INSTRUCTIONS TO FOLLOW. Pick every line with "variazioni" from the material below.

PROVIDED RECORDS.
☆ ☆ ☆ ☆ ☆

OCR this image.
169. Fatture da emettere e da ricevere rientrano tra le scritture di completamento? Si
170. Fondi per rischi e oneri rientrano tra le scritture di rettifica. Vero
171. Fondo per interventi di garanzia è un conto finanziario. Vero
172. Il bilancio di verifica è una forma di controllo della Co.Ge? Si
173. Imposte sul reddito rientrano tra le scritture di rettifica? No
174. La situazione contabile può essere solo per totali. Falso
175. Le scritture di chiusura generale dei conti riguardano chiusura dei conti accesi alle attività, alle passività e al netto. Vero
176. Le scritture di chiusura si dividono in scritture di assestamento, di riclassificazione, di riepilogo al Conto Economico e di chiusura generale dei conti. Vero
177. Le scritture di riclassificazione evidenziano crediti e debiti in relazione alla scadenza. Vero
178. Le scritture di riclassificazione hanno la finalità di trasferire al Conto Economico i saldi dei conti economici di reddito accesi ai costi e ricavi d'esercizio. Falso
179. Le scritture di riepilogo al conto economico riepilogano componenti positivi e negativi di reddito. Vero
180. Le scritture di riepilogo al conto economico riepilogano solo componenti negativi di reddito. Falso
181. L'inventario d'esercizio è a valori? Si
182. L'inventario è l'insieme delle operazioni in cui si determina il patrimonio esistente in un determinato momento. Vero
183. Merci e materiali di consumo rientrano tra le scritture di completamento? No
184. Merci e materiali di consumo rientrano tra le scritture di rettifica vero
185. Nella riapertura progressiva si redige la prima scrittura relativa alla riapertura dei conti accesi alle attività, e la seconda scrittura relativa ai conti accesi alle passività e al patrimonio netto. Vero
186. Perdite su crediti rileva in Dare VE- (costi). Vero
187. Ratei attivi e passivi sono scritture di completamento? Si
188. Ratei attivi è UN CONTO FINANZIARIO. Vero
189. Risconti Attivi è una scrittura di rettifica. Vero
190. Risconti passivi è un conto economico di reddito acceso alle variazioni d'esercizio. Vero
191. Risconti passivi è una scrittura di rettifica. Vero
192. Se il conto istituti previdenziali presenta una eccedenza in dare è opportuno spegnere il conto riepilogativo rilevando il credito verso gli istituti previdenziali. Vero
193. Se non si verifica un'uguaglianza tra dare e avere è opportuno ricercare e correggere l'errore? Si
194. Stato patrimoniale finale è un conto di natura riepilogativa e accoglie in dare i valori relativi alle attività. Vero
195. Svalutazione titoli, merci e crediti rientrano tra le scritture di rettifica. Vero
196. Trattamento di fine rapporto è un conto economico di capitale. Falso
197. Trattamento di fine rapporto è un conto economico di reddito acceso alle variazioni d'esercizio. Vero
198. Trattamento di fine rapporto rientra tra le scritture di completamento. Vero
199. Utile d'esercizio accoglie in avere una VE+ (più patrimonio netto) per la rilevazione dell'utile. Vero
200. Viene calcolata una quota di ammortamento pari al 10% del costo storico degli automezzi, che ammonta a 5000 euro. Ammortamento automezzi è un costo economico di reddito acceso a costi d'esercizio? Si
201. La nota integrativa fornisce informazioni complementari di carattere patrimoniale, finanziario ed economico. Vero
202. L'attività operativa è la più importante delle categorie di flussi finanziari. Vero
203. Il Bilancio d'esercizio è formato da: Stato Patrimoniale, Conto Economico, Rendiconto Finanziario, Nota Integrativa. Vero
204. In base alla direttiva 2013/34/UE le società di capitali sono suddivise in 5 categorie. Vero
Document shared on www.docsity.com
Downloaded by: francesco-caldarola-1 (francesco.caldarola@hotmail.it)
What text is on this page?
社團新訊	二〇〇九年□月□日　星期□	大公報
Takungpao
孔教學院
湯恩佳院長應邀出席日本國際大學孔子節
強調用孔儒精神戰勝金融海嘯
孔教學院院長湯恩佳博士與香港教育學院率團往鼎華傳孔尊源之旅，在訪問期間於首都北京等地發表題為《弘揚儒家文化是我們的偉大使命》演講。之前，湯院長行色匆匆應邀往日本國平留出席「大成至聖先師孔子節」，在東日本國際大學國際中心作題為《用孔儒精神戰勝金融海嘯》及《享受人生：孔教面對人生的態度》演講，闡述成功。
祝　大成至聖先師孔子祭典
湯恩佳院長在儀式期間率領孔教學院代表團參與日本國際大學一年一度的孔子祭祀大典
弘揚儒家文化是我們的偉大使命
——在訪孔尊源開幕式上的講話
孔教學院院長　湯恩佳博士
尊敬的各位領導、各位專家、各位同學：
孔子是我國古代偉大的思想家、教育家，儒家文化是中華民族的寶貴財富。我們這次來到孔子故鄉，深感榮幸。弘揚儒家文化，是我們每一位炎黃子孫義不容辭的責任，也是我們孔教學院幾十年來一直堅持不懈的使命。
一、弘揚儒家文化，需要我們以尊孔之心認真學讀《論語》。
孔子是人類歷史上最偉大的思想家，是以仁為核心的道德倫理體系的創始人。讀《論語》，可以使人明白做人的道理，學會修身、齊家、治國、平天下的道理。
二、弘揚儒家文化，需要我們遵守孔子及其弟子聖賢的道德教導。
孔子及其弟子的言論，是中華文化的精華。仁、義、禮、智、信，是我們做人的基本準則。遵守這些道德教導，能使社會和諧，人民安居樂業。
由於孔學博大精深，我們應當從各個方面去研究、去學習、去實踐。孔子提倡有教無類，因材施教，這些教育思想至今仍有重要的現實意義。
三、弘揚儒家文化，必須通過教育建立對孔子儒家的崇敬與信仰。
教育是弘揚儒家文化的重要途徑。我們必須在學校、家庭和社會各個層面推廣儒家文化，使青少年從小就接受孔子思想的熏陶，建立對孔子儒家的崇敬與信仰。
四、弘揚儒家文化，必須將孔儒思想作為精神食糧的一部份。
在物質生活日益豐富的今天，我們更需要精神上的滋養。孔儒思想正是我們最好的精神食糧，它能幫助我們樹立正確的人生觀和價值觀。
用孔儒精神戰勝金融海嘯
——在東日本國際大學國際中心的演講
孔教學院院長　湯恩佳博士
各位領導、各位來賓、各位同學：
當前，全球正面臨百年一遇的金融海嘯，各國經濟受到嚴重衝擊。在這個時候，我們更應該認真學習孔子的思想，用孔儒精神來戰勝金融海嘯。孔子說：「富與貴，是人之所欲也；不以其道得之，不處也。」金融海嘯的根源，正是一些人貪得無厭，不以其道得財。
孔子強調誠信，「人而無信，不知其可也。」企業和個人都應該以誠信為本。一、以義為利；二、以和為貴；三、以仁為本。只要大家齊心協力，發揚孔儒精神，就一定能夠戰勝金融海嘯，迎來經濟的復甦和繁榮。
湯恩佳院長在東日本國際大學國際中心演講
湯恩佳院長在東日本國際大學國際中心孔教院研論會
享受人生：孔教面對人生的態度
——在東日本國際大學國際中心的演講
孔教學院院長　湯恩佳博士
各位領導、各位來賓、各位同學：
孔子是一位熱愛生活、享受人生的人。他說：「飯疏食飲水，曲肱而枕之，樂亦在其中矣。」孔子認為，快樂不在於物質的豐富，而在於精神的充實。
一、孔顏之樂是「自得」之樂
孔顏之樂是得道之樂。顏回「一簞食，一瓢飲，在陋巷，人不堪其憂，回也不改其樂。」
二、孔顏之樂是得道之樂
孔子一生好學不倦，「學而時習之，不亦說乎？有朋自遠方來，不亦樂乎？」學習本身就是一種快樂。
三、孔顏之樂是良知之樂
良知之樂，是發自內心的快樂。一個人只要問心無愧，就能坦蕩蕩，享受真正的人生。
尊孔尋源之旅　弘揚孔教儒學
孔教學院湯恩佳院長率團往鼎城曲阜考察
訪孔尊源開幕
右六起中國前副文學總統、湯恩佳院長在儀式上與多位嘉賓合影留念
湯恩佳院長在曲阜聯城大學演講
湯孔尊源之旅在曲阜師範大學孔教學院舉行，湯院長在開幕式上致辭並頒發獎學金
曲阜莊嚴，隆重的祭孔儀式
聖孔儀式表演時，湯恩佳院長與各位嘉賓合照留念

☆ ☆ ☆ ☆ ☆

SOLUTION TO THE PROBLEM.
190. Risconti passivi è un conto economico di reddito acceso alle variazioni d'esercizio. Vero
197. Trattamento di fine rapporto è un conto economico di reddito acceso alle variazioni d'esercizio. Vero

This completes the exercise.